---------- Given entries ----------

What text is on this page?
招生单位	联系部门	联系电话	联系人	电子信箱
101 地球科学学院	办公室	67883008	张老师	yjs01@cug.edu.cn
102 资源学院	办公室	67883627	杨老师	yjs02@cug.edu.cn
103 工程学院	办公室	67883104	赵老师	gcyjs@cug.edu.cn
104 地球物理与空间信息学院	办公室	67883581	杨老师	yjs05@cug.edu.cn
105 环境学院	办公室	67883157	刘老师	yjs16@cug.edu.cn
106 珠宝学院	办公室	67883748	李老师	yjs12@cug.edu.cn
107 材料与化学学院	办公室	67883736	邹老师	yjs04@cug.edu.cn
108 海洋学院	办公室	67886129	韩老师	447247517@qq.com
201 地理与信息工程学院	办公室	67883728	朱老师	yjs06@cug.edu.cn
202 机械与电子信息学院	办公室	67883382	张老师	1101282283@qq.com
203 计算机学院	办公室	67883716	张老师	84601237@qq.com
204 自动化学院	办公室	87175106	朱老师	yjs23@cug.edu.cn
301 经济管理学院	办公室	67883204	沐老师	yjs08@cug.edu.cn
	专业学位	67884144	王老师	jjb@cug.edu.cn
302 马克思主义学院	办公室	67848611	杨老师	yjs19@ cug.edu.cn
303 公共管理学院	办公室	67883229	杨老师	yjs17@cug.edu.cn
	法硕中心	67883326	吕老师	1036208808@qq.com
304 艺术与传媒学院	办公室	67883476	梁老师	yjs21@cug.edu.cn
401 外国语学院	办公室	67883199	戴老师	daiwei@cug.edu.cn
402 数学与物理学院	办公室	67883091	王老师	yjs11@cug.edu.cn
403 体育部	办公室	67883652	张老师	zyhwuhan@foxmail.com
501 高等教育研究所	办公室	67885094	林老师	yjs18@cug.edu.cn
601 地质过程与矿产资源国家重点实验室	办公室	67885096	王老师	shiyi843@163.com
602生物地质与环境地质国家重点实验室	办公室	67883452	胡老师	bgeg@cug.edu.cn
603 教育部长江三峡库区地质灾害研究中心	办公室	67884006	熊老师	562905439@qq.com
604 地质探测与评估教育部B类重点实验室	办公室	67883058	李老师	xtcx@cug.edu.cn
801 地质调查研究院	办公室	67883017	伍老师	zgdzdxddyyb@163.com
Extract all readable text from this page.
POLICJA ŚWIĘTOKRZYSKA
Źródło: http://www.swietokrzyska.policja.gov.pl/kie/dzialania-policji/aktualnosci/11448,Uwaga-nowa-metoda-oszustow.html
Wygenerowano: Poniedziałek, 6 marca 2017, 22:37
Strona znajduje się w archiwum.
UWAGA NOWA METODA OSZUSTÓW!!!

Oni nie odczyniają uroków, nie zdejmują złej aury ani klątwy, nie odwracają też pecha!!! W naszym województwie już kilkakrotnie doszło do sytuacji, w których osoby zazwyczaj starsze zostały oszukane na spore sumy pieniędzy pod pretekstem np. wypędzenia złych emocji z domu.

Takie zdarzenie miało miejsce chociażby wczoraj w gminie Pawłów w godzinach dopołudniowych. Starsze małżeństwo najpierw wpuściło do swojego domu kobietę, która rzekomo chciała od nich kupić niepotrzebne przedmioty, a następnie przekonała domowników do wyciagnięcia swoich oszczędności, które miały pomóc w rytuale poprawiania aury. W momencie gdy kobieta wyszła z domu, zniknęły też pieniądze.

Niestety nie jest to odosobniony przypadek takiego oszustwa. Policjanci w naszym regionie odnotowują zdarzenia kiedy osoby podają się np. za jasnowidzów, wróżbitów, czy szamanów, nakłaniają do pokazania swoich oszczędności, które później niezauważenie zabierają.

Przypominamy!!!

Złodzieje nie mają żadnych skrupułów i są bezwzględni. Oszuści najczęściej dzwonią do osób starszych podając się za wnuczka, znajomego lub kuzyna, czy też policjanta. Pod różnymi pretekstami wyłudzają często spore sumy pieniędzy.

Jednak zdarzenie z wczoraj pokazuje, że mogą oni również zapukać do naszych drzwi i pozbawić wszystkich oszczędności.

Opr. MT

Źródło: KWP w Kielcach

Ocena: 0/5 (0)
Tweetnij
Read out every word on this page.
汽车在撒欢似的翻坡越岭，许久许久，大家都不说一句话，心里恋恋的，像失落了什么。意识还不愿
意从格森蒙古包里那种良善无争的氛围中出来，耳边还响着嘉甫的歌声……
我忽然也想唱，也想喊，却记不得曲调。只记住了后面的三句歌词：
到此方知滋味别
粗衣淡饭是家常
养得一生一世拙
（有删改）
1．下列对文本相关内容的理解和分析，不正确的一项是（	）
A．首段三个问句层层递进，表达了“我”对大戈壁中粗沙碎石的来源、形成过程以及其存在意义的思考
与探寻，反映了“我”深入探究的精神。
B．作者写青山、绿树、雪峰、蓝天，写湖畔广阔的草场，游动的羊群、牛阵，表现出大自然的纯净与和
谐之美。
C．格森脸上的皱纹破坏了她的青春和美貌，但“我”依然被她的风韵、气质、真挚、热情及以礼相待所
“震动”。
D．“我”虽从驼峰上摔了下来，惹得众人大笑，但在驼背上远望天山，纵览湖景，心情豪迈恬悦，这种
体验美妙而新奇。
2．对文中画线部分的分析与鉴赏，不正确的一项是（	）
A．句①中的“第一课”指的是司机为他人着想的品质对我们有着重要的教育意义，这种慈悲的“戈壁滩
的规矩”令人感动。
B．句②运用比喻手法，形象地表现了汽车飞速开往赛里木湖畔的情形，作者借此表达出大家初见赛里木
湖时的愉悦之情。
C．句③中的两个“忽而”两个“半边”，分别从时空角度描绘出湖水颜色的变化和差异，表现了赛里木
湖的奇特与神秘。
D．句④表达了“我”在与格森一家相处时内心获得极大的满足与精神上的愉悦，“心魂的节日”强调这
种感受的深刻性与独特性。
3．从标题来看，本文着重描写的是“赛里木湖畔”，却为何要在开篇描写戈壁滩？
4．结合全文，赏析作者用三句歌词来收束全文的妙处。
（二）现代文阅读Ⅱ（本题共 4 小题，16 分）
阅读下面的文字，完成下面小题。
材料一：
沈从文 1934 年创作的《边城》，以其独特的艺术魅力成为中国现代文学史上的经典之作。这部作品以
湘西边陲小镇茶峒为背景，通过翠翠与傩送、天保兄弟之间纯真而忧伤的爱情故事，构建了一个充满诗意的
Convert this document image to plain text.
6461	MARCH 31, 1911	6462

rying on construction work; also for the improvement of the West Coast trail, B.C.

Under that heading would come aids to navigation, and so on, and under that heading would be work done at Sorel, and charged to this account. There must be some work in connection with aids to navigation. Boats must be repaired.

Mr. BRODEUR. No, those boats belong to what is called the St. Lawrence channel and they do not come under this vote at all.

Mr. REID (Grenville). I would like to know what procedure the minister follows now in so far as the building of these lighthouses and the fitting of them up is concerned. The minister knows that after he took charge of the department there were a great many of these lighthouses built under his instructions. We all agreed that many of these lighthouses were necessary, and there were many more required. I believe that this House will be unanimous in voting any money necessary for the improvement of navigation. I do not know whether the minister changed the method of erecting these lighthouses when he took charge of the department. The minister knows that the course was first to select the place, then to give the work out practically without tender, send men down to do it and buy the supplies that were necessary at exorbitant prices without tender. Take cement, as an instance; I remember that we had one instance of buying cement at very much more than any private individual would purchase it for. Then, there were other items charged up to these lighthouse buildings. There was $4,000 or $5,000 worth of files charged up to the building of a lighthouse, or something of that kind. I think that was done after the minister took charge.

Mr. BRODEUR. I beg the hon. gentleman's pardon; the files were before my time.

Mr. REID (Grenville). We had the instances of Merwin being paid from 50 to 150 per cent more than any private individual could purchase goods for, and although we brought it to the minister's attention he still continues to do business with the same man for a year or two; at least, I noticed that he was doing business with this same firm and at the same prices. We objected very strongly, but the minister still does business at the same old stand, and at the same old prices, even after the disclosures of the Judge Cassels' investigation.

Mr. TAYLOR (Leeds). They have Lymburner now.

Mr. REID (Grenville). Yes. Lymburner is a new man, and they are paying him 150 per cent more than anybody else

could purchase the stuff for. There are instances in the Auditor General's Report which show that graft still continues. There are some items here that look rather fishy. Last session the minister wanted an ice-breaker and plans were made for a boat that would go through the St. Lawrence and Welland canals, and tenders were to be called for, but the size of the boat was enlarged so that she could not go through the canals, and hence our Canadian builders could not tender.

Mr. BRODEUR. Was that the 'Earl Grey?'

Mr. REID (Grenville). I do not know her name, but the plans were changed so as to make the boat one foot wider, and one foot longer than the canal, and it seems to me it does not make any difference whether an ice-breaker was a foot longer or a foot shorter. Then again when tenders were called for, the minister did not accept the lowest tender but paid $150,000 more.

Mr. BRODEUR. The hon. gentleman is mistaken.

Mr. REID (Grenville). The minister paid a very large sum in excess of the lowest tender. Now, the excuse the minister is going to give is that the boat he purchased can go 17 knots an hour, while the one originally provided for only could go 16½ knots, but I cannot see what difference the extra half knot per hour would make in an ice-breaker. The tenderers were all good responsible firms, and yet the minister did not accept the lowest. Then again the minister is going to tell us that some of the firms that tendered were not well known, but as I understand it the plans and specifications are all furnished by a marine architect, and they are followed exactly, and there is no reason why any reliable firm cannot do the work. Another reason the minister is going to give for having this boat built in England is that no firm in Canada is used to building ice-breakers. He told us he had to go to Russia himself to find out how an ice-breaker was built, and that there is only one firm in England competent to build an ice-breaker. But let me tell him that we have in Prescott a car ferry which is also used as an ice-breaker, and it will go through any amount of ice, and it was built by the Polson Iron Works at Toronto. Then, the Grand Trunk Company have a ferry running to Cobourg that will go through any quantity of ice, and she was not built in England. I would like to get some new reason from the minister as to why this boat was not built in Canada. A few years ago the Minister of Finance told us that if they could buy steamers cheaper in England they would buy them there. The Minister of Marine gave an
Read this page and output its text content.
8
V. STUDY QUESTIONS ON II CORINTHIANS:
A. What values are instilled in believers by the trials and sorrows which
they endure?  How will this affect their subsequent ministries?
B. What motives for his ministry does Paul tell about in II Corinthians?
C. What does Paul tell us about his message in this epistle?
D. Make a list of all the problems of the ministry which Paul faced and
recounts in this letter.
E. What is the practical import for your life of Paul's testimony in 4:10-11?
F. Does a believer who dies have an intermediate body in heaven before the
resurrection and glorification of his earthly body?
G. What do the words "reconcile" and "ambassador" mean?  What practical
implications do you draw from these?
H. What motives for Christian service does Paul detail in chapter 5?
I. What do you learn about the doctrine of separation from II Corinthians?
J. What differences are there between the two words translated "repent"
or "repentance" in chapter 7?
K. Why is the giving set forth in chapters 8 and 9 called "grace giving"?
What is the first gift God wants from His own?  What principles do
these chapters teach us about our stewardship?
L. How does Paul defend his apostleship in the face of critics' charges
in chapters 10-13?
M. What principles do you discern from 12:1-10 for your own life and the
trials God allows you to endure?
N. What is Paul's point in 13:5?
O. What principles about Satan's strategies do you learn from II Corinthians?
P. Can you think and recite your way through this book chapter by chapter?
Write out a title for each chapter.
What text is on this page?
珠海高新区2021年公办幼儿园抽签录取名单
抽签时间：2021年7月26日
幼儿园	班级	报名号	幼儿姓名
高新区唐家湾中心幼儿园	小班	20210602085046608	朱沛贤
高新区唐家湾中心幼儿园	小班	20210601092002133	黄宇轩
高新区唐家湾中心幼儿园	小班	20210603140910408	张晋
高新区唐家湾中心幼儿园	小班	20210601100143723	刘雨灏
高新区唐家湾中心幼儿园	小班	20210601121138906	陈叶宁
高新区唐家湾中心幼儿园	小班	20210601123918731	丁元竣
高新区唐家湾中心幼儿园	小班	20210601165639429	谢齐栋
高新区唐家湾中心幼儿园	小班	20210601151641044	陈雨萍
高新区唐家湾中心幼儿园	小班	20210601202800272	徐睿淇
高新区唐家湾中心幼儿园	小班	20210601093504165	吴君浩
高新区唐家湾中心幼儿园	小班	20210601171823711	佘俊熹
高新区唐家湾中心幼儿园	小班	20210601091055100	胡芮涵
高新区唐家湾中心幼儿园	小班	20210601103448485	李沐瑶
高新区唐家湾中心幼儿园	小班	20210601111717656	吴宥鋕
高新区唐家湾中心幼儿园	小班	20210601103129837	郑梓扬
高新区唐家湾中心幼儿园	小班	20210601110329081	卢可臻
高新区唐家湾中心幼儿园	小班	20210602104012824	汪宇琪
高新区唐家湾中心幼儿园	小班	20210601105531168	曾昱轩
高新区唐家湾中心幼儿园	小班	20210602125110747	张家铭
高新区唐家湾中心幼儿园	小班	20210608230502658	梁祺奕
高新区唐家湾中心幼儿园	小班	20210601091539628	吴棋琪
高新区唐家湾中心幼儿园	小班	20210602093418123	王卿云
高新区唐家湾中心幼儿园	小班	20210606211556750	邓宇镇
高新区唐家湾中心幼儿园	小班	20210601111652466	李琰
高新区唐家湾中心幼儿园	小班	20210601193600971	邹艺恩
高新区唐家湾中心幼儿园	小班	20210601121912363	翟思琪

----------

= The problem =
Review the material and copy each line in which the word "files" appears.

= Result =
Mr. REID (Grenville). I would like to know what procedure the minister follows now in so far as the building of these lighthouses and the fitting of them up is concerned. The minister knows that after he took charge of the department there were a great many of these lighthouses built under his instructions. We all agreed that many of these lighthouses were necessary, and there were many more required. I believe that this House will be unanimous in voting any money necessary for the improvement of navigation. I do not know whether the minister changed the method of erecting these lighthouses when he took charge of the department. The minister knows that the course was first to select the place, then to give the work out practically without tender, send men down to do it and buy the supplies that were necessary at exorbitant prices without tender. Take cement, as an instance; I remember that we had one instance of buying cement at very much more than any private individual would purchase it for. Then, there were other items charged up to these lighthouse buildings. There was $4,000 or $5,000 worth of files charged up to the building of a lighthouse, or something of that kind. I think that was done after the minister took charge.
Mr. BRODEUR. I beg the hon. gentleman's pardon; the files were before my time.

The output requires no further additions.